What is being asked
Exactly repeat the material, dropping every picture from the copy.

---

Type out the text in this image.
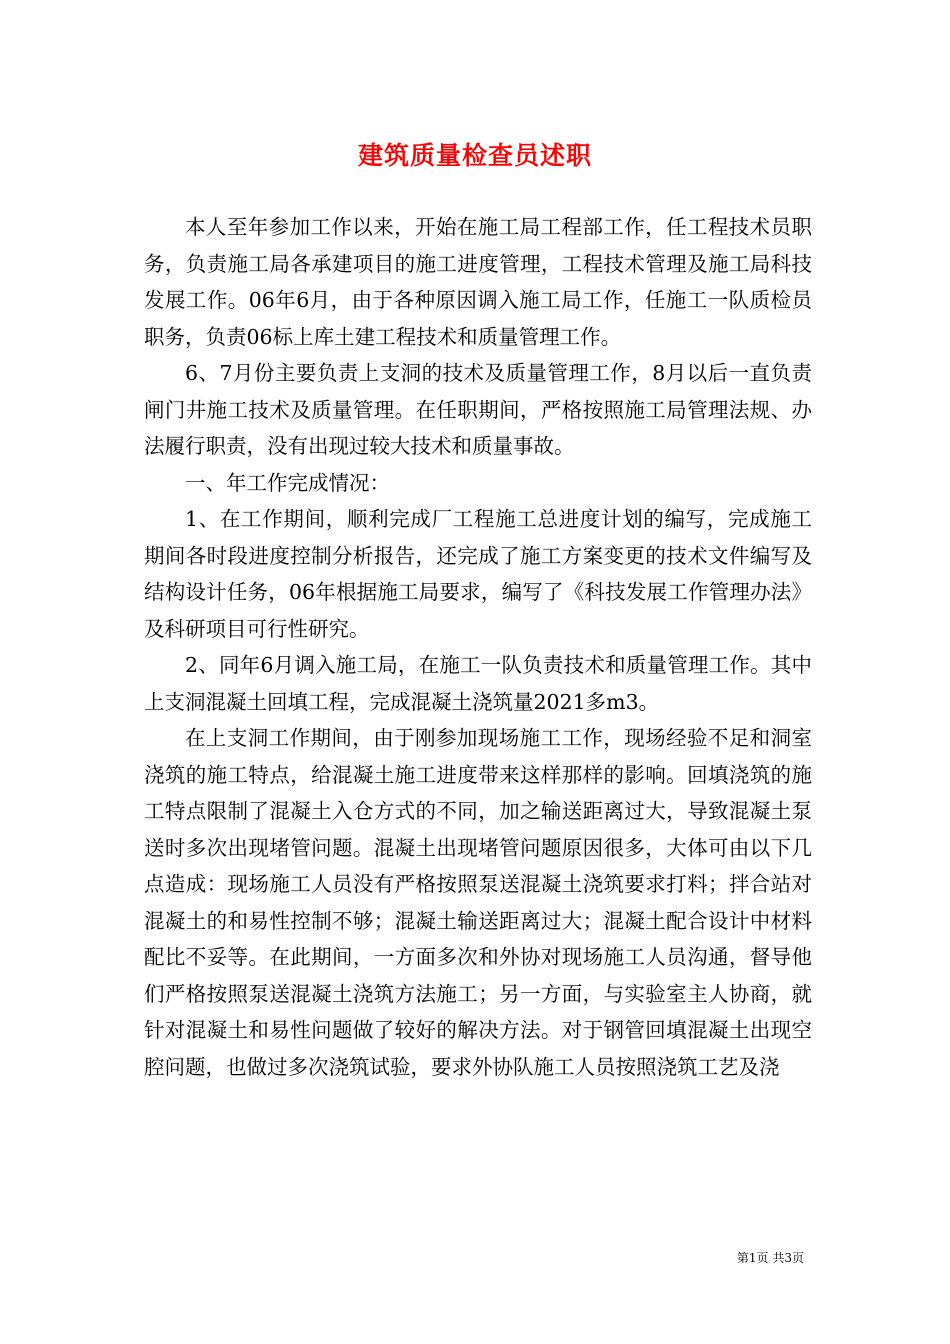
建筑质量检查员述职

本人至年参加工作以来，开始在施工局工程部工作，任工程技术员职务，负责施工局各承建项目的施工进度管理，工程技术管理及施工局科技发展工作。06年6月，由于各种原因调入施工局工作，任施工一队质检员职务，负责06标上库土建工程技术和质量管理工作。

6、7月份主要负责上支洞的技术及质量管理工作，8月以后一直负责闸门井施工技术及质量管理。在任职期间，严格按照施工局管理法规、办法履行职责，没有出现过较大技术和质量事故。

一、年工作完成情况：

1、在工作期间，顺利完成厂工程施工总进度计划的编写，完成施工期间各时段进度控制分析报告，还完成了施工方案变更的技术文件编写及结构设计任务，06年根据施工局要求，编写了《科技发展工作管理办法》及科研项目可行性研究。

2、同年6月调入施工局，在施工一队负责技术和质量管理工作。其中上支洞混凝土回填工程，完成混凝土浇筑量2021多m3。

在上支洞工作期间，由于刚参加现场施工工作，现场经验不足和洞室浇筑的施工特点，给混凝土施工进度带来这样那样的影响。回填浇筑的施工特点限制了混凝土入仓方式的不同，加之输送距离过大，导致混凝土泵送时多次出现堵管问题。混凝土出现堵管问题原因很多，大体可由以下几点造成：现场施工人员没有严格按照泵送混凝土浇筑要求打料；拌合站对混凝土的和易性控制不够；混凝土输送距离过大；混凝土配合设计中材料配比不妥等。在此期间，一方面多次和外协对现场施工人员沟通，督导他们严格按照泵送混凝土浇筑方法施工；另一方面，与实验室主人协商，就针对混凝土和易性问题做了较好的解决方法。对于钢管回填混凝土出现空腔问题，也做过多次浇筑试验，要求外协队施工人员按照浇筑工艺及浇

第1页 共3页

---

Correct result
Type out the text in this image.
建筑质量检查员述职

本人至年参加工作以来，开始在施工局工程部工作，任工程技术员职务，负责施工局各承建项目的施工进度管理，工程技术管理及施工局科技发展工作。06年6月，由于各种原因调入施工局工作，任施工一队质检员职务，负责06标上库土建工程技术和质量管理工作。

6、7月份主要负责上支洞的技术及质量管理工作，8月以后一直负责闸门井施工技术及质量管理。在任职期间，严格按照施工局管理法规、办法履行职责，没有出现过较大技术和质量事故。

一、年工作完成情况：

1、在工作期间，顺利完成厂工程施工总进度计划的编写，完成施工期间各时段进度控制分析报告，还完成了施工方案变更的技术文件编写及结构设计任务，06年根据施工局要求，编写了《科技发展工作管理办法》及科研项目可行性研究。

2、同年6月调入施工局，在施工一队负责技术和质量管理工作。其中上支洞混凝土回填工程，完成混凝土浇筑量2021多m3。

在上支洞工作期间，由于刚参加现场施工工作，现场经验不足和洞室浇筑的施工特点，给混凝土施工进度带来这样那样的影响。回填浇筑的施工特点限制了混凝土入仓方式的不同，加之输送距离过大，导致混凝土泵送时多次出现堵管问题。混凝土出现堵管问题原因很多，大体可由以下几点造成：现场施工人员没有严格按照泵送混凝土浇筑要求打料；拌合站对混凝土的和易性控制不够；混凝土输送距离过大；混凝土配合设计中材料配比不妥等。在此期间，一方面多次和外协对现场施工人员沟通，督导他们严格按照泵送混凝土浇筑方法施工；另一方面，与实验室主人协商，就针对混凝土和易性问题做了较好的解决方法。对于钢管回填混凝土出现空腔问题，也做过多次浇筑试验，要求外协队施工人员按照浇筑工艺及浇

第1页 共3页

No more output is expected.